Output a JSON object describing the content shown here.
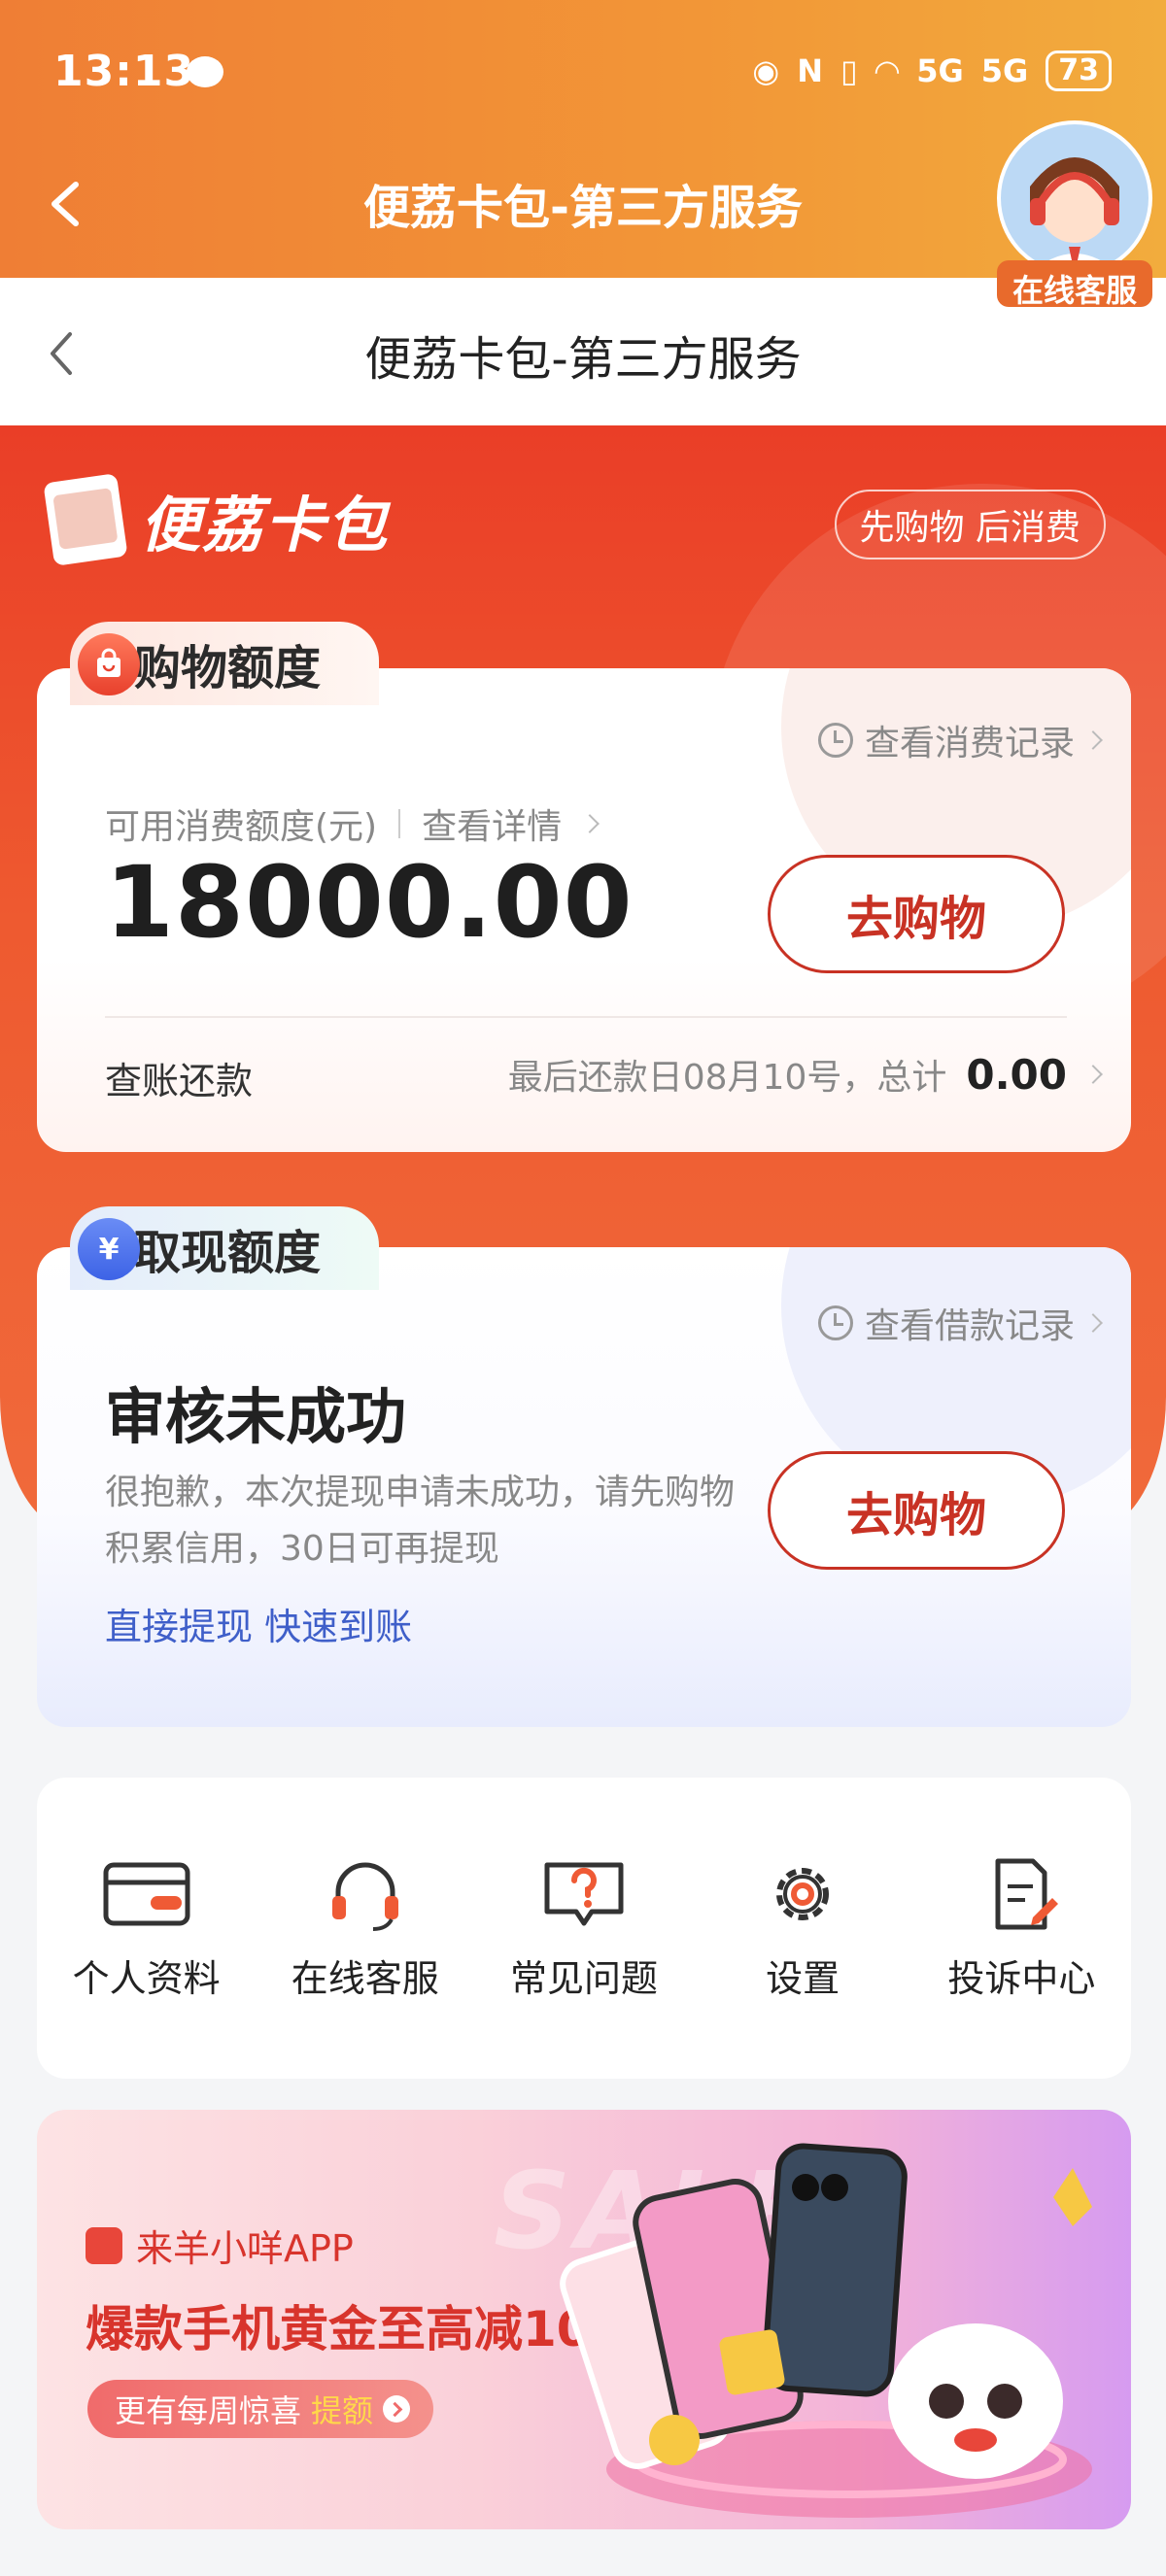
{
  "status_bar": {
    "time": "13:13",
    "signal1": "5G",
    "signal2": "5G",
    "battery": "73"
  },
  "navbar": {
    "title": "便荔卡包-第三方服务"
  },
  "service_badge": {
    "label": "在线客服"
  },
  "webbar": {
    "title": "便荔卡包-第三方服务"
  },
  "brand": {
    "name": "便荔卡包",
    "slogan": "先购物 后消费"
  },
  "shopping": {
    "tab": "购物额度",
    "record_link": "查看消费记录",
    "limit_label": "可用消费额度(元)",
    "details_link": "查看详情",
    "amount": "18000.00",
    "button": "去购物",
    "bill_label": "查账还款",
    "bill_info": "最后还款日08月10号，总计",
    "bill_total": "0.00"
  },
  "cash": {
    "tab": "取现额度",
    "tab_icon_glyph": "¥",
    "record_link": "查看借款记录",
    "title": "审核未成功",
    "description": "很抱歉，本次提现申请未成功，请先购物积累信用，30日可再提现",
    "button": "去购物",
    "fast_link": "直接提现 快速到账"
  },
  "menu": [
    {
      "label": "个人资料",
      "icon": "card-icon"
    },
    {
      "label": "在线客服",
      "icon": "headset-icon"
    },
    {
      "label": "常见问题",
      "icon": "question-icon"
    },
    {
      "label": "设置",
      "icon": "gear-icon"
    },
    {
      "label": "投诉中心",
      "icon": "complaint-icon"
    }
  ],
  "banner": {
    "app_name": "来羊小咩APP",
    "headline": "爆款手机黄金至高减1000元",
    "pill_text": "更有每周惊喜",
    "pill_highlight": "提额",
    "bg_text": "SALE"
  },
  "colors": {
    "accent_red": "#c83224",
    "orange": "#f29637",
    "link_blue": "#3f5fc9"
  }
}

=====

**Directions**:
Transcribe every entry word for word, but omit the pictures.

**Answer to this problem**:
Output a JSON object describing the content shown here.
{
  "status_bar": {
    "time": "13:13",
    "signal1": "5G",
    "signal2": "5G",
    "battery": "73"
  },
  "navbar": {
    "title": "便荔卡包-第三方服务"
  },
  "service_badge": {
    "label": "在线客服"
  },
  "webbar": {
    "title": "便荔卡包-第三方服务"
  },
  "brand": {
    "name": "便荔卡包",
    "slogan": "先购物 后消费"
  },
  "shopping": {
    "tab": "购物额度",
    "record_link": "查看消费记录",
    "limit_label": "可用消费额度(元)",
    "details_link": "查看详情",
    "amount": "18000.00",
    "button": "去购物",
    "bill_label": "查账还款",
    "bill_info": "最后还款日08月10号，总计",
    "bill_total": "0.00"
  },
  "cash": {
    "tab": "取现额度",
    "tab_icon_glyph": "¥",
    "record_link": "查看借款记录",
    "title": "审核未成功",
    "description": "很抱歉，本次提现申请未成功，请先购物积累信用，30日可再提现",
    "button": "去购物",
    "fast_link": "直接提现 快速到账"
  },
  "menu": [
    {
      "label": "个人资料",
      "icon": "card-icon"
    },
    {
      "label": "在线客服",
      "icon": "headset-icon"
    },
    {
      "label": "常见问题",
      "icon": "question-icon"
    },
    {
      "label": "设置",
      "icon": "gear-icon"
    },
    {
      "label": "投诉中心",
      "icon": "complaint-icon"
    }
  ],
  "banner": {
    "app_name": "来羊小咩APP",
    "headline": "爆款手机黄金至高减1000元",
    "pill_text": "更有每周惊喜",
    "pill_highlight": "提额",
    "bg_text": "SALE"
  },
  "colors": {
    "accent_red": "#c83224",
    "orange": "#f29637",
    "link_blue": "#3f5fc9"
  }
}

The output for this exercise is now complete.